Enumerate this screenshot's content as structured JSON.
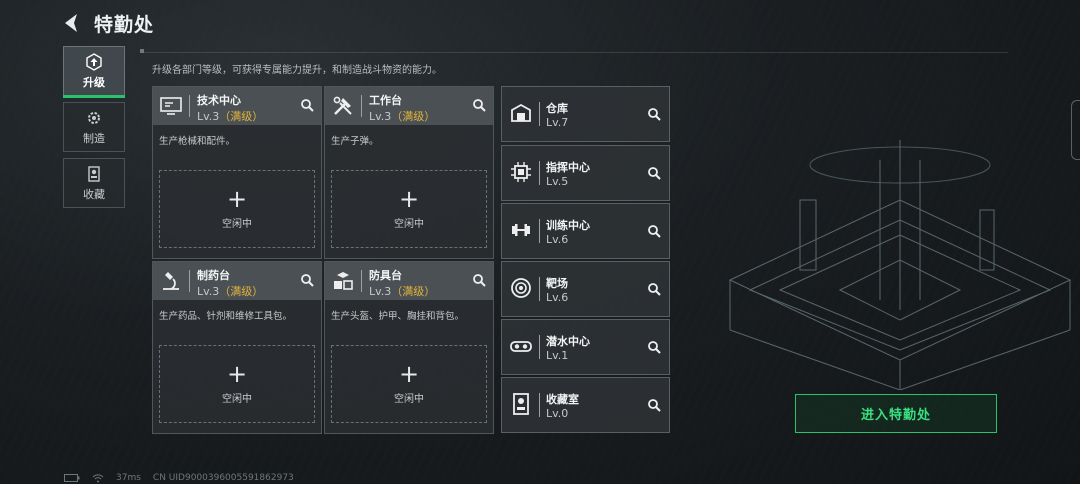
{
  "header": {
    "title": "特勤处"
  },
  "tabs": [
    {
      "label": "升级",
      "icon": "upgrade-icon",
      "active": true
    },
    {
      "label": "制造",
      "icon": "gear-icon",
      "active": false
    },
    {
      "label": "收藏",
      "icon": "trophy-icon",
      "active": false
    }
  ],
  "description": "升级各部门等级，可获得专属能力提升，和制造战斗物资的能力。",
  "cards": [
    {
      "name": "技术中心",
      "level": "Lv.3",
      "max_label": "（满级）",
      "desc": "生产枪械和配件。",
      "slot_status": "空闲中",
      "icon": "monitor-icon"
    },
    {
      "name": "工作台",
      "level": "Lv.3",
      "max_label": "（满级）",
      "desc": "生产子弹。",
      "slot_status": "空闲中",
      "icon": "tools-icon"
    },
    {
      "name": "制药台",
      "level": "Lv.3",
      "max_label": "（满级）",
      "desc": "生产药品、针剂和维修工具包。",
      "slot_status": "空闲中",
      "icon": "microscope-icon"
    },
    {
      "name": "防具台",
      "level": "Lv.3",
      "max_label": "（满级）",
      "desc": "生产头盔、护甲、胸挂和背包。",
      "slot_status": "空闲中",
      "icon": "boxes-icon"
    }
  ],
  "facilities": [
    {
      "name": "仓库",
      "level": "Lv.7",
      "icon": "warehouse-icon"
    },
    {
      "name": "指挥中心",
      "level": "Lv.5",
      "icon": "chip-icon"
    },
    {
      "name": "训练中心",
      "level": "Lv.6",
      "icon": "dumbbell-icon"
    },
    {
      "name": "靶场",
      "level": "Lv.6",
      "icon": "target-icon"
    },
    {
      "name": "潜水中心",
      "level": "Lv.1",
      "icon": "goggles-icon"
    },
    {
      "name": "收藏室",
      "level": "Lv.0",
      "icon": "display-case-icon"
    }
  ],
  "enter_button": "进入特勤处",
  "footer": {
    "ping": "37ms",
    "uid": "CN UID9000396005591862973"
  },
  "colors": {
    "accent": "#27c46b",
    "max_level": "#e1b43c"
  }
}
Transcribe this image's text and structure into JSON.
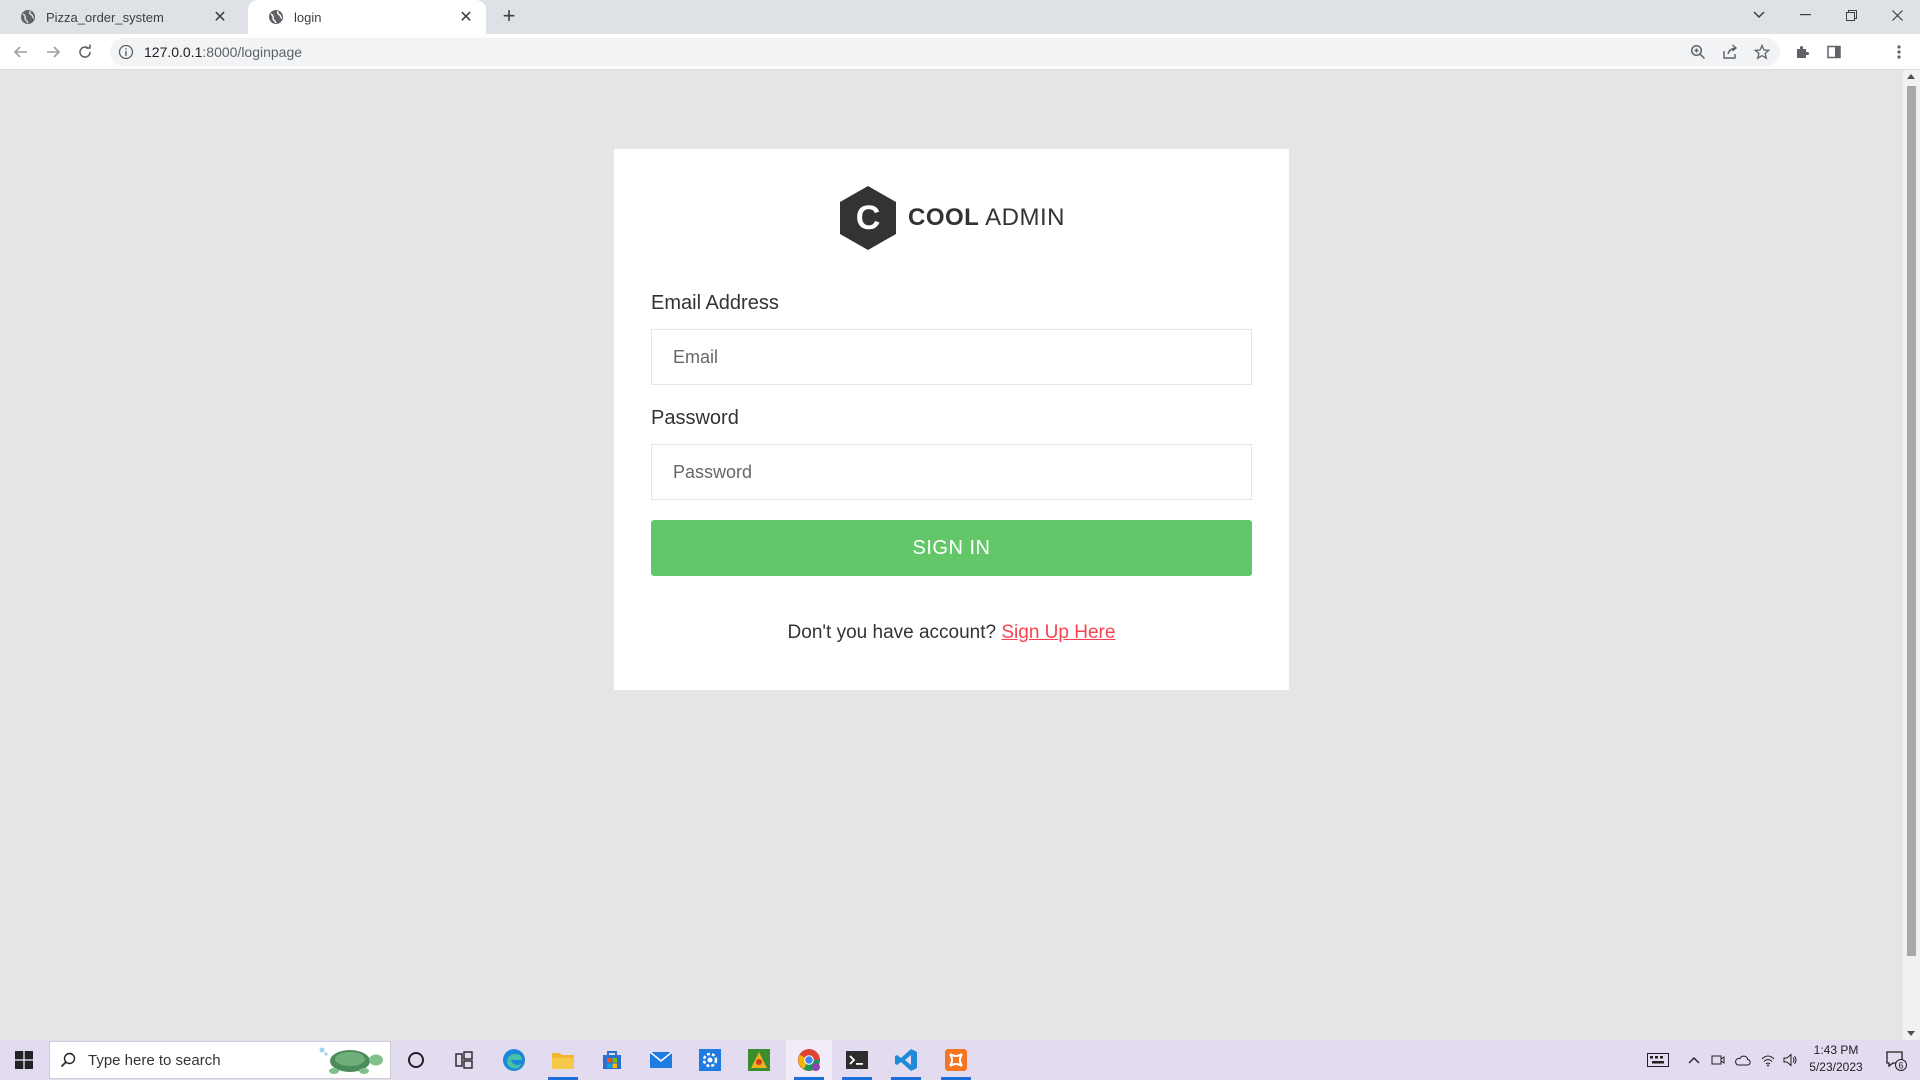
{
  "browser": {
    "tabs": [
      {
        "title": "Pizza_order_system",
        "active": false
      },
      {
        "title": "login",
        "active": true
      }
    ],
    "address": {
      "host": "127.0.0.1",
      "path": ":8000/loginpage"
    }
  },
  "page": {
    "logo": {
      "mark": "C",
      "brand_bold": "COOL",
      "brand_light": "ADMIN"
    },
    "email": {
      "label": "Email Address",
      "placeholder": "Email"
    },
    "password": {
      "label": "Password",
      "placeholder": "Password"
    },
    "submit_label": "SIGN IN",
    "register": {
      "prompt": "Don't you have account? ",
      "link": "Sign Up Here"
    }
  },
  "taskbar": {
    "search_placeholder": "Type here to search",
    "clock": {
      "time": "1:43 PM",
      "date": "5/23/2023"
    },
    "notification_count": "6"
  },
  "colors": {
    "signin_button": "#63c76a",
    "link": "#fa4251",
    "page_background": "#e5e5e5"
  }
}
++++
What to work on:
Search the data for "JSON" and list every line in which it occurs.

Result of the task:
Enumerate this screenshot's content as structured JSON.
Transcribe this image's text and structure into JSON.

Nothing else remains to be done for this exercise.